Problem details => Reproduce word for word the lines from the first one through the line containing "browser-tab-bar: ⌄ (562)", with both ends included.

Dataset content =>
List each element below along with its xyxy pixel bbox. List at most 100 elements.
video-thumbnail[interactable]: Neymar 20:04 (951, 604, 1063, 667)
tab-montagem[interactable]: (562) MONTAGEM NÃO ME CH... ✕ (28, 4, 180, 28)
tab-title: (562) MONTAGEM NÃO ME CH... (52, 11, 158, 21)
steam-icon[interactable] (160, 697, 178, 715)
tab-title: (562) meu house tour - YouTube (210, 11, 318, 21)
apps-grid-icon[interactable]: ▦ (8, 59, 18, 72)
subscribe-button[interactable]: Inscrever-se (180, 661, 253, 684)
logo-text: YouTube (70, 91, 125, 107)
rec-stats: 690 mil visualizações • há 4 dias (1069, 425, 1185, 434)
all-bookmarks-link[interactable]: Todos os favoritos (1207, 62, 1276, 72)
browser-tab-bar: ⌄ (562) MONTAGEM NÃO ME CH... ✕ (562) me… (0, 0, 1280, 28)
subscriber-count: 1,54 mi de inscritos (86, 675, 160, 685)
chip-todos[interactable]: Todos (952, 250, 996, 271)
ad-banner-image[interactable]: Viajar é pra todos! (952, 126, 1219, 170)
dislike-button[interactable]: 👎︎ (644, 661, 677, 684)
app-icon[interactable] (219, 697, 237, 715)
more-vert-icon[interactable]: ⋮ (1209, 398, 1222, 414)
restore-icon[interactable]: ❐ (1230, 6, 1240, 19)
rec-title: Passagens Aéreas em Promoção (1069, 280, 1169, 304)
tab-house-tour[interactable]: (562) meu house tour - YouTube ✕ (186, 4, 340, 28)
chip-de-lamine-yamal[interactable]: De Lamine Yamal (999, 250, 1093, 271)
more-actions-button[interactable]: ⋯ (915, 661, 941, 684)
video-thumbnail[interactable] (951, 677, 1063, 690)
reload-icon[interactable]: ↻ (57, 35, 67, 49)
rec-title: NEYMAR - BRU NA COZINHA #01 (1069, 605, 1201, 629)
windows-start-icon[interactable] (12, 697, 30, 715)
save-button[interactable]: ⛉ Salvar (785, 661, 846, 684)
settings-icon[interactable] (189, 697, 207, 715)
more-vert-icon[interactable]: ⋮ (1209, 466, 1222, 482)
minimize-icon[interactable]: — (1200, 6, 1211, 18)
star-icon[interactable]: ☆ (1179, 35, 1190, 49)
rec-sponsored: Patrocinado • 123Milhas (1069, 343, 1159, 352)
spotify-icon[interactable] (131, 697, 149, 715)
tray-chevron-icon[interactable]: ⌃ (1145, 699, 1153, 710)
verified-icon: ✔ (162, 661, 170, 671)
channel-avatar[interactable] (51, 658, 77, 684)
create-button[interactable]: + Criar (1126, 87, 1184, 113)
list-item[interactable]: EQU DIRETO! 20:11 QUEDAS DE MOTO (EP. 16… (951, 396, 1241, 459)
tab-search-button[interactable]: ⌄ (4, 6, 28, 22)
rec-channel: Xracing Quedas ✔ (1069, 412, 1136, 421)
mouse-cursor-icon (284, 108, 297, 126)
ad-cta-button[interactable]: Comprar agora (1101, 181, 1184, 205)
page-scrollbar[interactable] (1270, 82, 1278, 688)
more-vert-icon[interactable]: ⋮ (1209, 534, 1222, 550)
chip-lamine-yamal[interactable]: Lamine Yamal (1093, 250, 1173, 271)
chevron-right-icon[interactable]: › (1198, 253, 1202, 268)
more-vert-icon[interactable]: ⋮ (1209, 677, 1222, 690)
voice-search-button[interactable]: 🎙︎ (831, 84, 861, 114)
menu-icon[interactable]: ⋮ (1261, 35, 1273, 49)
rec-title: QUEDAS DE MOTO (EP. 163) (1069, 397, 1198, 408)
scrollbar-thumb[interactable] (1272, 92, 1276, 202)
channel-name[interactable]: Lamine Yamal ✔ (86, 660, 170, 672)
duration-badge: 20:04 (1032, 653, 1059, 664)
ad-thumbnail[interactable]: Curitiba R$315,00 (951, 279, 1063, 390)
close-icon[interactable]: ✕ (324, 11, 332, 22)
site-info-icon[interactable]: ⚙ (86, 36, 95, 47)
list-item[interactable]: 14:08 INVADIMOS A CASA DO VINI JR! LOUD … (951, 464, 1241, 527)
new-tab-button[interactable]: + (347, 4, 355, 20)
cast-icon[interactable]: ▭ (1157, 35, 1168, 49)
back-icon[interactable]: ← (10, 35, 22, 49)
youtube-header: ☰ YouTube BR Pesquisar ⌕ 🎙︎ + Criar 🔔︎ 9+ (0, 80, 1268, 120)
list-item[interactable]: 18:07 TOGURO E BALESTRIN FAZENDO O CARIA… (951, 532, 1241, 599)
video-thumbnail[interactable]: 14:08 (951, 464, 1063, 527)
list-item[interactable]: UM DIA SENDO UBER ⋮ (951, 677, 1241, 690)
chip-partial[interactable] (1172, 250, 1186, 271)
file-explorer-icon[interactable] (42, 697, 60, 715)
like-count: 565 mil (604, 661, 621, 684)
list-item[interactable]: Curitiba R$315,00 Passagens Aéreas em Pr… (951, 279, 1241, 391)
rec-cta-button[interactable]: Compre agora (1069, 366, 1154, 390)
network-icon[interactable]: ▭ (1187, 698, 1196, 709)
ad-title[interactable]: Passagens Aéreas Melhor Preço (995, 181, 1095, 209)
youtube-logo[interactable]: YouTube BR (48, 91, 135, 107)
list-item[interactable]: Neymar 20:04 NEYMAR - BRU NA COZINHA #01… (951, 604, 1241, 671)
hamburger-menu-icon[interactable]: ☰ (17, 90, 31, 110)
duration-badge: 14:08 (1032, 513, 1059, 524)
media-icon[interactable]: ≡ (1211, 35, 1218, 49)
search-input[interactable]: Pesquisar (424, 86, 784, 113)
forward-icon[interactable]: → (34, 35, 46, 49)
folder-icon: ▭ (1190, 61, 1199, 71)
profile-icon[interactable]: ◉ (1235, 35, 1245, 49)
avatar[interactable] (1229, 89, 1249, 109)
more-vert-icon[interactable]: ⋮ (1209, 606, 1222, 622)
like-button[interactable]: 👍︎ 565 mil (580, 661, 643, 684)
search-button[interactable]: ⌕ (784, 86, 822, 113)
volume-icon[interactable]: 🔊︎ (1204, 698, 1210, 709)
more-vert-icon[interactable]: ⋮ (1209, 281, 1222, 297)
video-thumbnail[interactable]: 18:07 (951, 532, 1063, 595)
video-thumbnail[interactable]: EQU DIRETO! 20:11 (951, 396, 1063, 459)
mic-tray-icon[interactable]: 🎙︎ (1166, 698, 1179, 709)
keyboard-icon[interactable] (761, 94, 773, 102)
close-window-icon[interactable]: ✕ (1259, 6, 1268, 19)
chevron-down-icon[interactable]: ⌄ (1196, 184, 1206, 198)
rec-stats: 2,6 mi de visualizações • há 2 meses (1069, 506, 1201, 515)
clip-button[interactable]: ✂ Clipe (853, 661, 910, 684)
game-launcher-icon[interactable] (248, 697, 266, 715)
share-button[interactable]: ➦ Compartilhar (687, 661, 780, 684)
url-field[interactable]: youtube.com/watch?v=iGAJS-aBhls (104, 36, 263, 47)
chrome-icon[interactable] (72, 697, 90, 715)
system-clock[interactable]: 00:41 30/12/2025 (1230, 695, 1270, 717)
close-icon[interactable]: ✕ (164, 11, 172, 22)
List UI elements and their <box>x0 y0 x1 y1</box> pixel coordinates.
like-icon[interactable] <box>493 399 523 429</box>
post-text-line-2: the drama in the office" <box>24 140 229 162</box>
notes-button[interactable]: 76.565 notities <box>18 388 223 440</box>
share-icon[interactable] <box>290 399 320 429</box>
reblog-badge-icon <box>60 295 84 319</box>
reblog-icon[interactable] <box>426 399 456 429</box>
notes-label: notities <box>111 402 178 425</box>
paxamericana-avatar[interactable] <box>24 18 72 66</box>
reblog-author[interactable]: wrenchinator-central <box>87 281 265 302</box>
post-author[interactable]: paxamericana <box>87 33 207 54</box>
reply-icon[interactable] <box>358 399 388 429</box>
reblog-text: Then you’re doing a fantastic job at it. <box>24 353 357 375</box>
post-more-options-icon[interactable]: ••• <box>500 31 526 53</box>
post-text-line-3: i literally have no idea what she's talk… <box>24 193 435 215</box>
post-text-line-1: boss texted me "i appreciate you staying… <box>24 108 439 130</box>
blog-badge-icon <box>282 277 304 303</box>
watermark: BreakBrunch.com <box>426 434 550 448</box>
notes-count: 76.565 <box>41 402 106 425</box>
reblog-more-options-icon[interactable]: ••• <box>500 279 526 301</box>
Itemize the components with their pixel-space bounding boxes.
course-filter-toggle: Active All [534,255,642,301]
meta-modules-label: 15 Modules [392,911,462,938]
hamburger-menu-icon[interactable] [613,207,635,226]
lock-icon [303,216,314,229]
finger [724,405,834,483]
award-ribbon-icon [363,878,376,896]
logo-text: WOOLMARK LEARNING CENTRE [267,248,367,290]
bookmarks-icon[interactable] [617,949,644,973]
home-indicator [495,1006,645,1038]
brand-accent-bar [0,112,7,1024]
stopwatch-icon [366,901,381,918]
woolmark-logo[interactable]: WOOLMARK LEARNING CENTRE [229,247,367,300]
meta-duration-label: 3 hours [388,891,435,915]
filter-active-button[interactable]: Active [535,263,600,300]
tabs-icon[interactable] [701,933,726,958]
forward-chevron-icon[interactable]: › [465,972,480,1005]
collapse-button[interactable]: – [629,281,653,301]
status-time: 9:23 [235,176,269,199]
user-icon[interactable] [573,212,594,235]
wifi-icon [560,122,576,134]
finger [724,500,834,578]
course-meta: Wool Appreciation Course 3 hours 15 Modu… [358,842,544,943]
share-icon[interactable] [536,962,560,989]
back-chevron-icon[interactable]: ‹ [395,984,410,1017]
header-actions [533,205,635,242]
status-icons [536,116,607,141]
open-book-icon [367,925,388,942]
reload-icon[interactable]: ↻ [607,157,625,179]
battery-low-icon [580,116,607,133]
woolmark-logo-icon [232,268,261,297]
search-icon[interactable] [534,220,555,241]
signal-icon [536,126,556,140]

Full response =>
List each element below along with its xyxy pixel bbox. List at most 100 elements.
video-thumbnail[interactable]: Neymar 20:04 (951, 604, 1063, 667)
tab-montagem[interactable]: (562) MONTAGEM NÃO ME CH... ✕ (28, 4, 180, 28)
tab-title: (562) MONTAGEM NÃO ME CH... (52, 11, 158, 21)
steam-icon[interactable] (160, 697, 178, 715)
tab-title: (562) meu house tour - YouTube (210, 11, 318, 21)
apps-grid-icon[interactable]: ▦ (8, 59, 18, 72)
subscribe-button[interactable]: Inscrever-se (180, 661, 253, 684)
logo-text: YouTube (70, 91, 125, 107)
rec-stats: 690 mil visualizações • há 4 dias (1069, 425, 1185, 434)
all-bookmarks-link[interactable]: Todos os favoritos (1207, 62, 1276, 72)
browser-tab-bar: ⌄ (562) MONTAGEM NÃO ME CH... ✕ (562) me… (0, 0, 1280, 28)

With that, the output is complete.